Collected data
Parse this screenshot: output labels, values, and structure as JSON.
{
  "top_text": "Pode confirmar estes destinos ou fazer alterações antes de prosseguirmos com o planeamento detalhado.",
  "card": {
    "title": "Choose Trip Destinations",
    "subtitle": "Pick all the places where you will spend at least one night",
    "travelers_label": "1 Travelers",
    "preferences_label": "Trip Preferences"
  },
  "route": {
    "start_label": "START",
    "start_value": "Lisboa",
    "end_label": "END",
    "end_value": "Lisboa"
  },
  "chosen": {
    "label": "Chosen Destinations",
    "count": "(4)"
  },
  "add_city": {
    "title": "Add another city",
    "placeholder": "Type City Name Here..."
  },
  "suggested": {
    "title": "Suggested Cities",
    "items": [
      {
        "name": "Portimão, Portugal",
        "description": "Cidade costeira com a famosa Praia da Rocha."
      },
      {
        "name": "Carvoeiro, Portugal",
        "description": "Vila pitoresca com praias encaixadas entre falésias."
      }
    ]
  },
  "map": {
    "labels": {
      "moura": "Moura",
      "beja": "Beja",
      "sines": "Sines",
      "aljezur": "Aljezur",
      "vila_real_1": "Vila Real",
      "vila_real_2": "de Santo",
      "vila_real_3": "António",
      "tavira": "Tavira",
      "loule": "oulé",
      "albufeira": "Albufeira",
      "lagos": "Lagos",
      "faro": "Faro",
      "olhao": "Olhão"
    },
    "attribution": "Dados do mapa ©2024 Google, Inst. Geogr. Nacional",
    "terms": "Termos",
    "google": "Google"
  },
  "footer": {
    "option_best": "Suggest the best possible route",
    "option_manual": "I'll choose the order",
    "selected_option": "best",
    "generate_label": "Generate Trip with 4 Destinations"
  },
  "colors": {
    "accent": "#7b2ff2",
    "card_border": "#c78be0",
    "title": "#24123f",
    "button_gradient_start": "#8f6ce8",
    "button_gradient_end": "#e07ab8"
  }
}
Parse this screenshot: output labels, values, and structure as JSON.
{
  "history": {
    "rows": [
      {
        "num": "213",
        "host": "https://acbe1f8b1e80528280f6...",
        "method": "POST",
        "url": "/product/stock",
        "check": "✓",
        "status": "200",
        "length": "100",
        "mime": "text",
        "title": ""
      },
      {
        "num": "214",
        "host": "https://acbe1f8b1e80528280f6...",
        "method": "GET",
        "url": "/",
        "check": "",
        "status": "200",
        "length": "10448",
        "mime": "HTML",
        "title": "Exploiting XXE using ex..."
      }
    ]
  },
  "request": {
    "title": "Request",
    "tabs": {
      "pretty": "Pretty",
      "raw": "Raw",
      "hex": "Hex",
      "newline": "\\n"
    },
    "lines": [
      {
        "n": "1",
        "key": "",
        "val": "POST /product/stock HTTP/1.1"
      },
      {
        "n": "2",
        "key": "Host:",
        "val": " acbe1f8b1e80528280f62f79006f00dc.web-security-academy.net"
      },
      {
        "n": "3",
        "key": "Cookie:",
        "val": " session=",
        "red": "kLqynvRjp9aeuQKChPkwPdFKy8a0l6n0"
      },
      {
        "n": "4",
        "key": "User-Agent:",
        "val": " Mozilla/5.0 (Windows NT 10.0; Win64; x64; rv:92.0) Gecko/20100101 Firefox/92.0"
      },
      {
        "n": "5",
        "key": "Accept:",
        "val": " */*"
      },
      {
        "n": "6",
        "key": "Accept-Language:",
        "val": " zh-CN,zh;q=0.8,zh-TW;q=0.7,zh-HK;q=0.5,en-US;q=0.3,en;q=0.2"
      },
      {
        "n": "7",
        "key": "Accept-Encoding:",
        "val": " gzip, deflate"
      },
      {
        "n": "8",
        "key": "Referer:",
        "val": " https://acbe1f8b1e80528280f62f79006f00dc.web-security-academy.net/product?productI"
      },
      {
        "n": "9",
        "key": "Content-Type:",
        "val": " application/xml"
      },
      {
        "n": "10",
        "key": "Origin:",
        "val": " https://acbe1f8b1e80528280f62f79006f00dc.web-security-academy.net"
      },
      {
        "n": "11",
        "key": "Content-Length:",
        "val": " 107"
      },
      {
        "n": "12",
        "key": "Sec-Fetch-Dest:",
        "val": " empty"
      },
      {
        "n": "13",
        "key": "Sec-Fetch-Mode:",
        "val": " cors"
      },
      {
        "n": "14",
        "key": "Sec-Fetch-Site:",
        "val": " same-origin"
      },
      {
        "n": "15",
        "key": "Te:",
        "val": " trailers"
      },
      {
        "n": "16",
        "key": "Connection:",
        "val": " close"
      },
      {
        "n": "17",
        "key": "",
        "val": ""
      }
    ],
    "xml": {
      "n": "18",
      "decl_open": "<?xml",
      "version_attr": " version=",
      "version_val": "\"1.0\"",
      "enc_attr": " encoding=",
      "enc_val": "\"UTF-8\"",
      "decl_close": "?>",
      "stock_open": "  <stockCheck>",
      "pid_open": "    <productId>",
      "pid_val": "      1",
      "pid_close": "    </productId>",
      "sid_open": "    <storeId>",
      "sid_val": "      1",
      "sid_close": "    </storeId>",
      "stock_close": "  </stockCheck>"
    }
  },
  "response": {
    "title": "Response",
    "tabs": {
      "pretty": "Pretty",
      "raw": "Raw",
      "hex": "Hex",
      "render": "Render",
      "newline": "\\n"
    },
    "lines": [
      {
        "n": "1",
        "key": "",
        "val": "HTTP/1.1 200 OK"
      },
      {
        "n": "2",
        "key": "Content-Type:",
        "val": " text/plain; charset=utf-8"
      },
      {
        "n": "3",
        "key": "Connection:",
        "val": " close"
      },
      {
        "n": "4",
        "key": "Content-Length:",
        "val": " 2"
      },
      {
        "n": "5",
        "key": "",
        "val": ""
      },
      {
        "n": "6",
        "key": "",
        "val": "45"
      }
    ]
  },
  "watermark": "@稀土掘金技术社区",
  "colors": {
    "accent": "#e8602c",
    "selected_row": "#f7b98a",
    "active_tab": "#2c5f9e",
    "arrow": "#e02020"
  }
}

■ Aim:
Find the word "https" in the records and pull out each line that has it.

■ Full solution:
        "host": "https://acbe1f8b1e80528280f6...",
        "host": "https://acbe1f8b1e80528280f6...",
        "val": " https://acbe1f8b1e80528280f62f79006f00dc.web-security-academy.net/product?productI"
        "val": " https://acbe1f8b1e80528280f62f79006f00dc.web-security-academy.net"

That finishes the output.